● GOAL
Look below and pull out each line with the word "title".

● DATA PROVIDED
▽

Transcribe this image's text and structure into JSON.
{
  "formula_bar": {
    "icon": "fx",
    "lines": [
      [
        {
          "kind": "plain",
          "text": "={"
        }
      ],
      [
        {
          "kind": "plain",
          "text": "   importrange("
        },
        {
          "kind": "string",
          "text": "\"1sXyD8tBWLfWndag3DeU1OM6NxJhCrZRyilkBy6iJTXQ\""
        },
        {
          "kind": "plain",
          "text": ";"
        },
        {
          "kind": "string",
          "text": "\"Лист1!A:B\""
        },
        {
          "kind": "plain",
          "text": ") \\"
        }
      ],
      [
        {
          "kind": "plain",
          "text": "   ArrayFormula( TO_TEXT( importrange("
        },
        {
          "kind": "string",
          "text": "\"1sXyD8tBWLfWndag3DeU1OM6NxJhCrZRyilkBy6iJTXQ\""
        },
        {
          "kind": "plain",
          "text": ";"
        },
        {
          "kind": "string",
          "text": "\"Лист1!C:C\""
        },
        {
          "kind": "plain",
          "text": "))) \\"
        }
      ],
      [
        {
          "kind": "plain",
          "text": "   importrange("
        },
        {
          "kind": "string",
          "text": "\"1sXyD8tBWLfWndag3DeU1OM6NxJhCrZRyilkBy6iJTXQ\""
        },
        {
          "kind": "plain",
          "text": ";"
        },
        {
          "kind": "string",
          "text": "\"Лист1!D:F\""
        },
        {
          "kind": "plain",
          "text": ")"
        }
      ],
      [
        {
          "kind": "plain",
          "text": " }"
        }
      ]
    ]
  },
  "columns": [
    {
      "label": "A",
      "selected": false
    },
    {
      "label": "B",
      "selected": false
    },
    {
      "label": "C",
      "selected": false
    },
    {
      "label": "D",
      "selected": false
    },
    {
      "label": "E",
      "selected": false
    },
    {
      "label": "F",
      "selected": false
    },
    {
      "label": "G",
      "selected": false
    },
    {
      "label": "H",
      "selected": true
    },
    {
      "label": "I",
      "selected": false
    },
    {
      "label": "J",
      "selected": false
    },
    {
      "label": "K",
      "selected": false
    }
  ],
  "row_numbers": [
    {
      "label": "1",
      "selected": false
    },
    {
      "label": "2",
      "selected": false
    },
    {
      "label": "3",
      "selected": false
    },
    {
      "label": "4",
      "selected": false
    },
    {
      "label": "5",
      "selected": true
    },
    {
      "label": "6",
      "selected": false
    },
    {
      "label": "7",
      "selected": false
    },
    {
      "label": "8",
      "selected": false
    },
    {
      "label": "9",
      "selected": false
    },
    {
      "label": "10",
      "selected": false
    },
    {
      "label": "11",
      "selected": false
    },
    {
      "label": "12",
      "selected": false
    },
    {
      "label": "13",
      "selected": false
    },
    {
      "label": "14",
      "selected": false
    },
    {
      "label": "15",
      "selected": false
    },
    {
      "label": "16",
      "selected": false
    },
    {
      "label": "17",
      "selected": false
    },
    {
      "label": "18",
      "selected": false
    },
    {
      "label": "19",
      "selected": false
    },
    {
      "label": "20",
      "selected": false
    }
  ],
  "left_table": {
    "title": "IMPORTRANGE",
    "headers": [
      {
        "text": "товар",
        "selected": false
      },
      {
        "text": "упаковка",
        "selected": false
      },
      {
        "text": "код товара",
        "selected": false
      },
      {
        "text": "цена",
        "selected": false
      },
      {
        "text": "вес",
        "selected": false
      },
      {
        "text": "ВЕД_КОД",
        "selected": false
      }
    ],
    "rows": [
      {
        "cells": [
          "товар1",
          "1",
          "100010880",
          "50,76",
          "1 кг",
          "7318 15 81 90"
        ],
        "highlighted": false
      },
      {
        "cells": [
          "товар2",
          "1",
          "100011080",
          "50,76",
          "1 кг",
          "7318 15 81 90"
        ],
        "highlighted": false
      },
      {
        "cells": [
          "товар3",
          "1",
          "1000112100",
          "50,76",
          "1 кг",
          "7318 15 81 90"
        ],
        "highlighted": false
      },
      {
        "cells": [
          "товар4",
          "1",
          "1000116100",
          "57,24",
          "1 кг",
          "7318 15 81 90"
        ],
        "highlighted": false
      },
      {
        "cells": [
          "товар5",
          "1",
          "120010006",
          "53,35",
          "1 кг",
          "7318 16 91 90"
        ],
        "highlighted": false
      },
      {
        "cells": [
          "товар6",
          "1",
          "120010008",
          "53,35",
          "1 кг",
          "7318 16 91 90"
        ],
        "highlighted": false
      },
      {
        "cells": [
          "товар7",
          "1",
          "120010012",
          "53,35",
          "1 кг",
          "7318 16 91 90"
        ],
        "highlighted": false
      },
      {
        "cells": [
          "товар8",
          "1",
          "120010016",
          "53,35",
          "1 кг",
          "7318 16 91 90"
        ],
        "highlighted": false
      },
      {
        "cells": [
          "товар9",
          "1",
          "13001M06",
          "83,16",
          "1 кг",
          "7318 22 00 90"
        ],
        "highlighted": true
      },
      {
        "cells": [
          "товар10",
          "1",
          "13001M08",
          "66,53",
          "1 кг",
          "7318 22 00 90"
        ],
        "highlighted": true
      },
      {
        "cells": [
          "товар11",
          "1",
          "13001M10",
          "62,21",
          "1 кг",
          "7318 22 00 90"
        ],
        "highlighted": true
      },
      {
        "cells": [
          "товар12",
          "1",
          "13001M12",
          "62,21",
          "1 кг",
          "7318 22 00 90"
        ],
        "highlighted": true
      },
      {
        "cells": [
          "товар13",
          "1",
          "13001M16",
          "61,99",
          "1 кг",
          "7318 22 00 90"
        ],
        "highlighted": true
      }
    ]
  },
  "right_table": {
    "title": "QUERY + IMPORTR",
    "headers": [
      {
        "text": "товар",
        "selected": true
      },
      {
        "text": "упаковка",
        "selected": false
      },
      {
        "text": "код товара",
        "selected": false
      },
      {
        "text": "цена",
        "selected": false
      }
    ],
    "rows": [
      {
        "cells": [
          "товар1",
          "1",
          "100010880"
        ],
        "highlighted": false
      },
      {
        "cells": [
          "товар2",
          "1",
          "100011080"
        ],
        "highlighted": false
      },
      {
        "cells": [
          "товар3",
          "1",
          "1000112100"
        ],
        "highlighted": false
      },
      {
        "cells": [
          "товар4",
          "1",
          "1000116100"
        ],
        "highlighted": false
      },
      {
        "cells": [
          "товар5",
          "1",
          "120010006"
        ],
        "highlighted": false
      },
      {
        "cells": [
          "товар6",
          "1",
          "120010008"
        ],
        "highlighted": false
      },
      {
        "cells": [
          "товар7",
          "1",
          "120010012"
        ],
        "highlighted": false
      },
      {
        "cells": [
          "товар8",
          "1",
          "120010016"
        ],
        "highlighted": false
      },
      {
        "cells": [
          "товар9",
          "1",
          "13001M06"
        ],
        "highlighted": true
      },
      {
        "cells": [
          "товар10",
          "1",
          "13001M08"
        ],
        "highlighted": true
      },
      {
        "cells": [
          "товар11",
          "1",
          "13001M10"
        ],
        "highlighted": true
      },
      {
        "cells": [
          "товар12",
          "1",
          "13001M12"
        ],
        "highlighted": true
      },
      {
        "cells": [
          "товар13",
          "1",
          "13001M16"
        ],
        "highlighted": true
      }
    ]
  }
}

△

● ANSWER
    "title": "IMPORTRANGE",
    "title": "QUERY + IMPORTR",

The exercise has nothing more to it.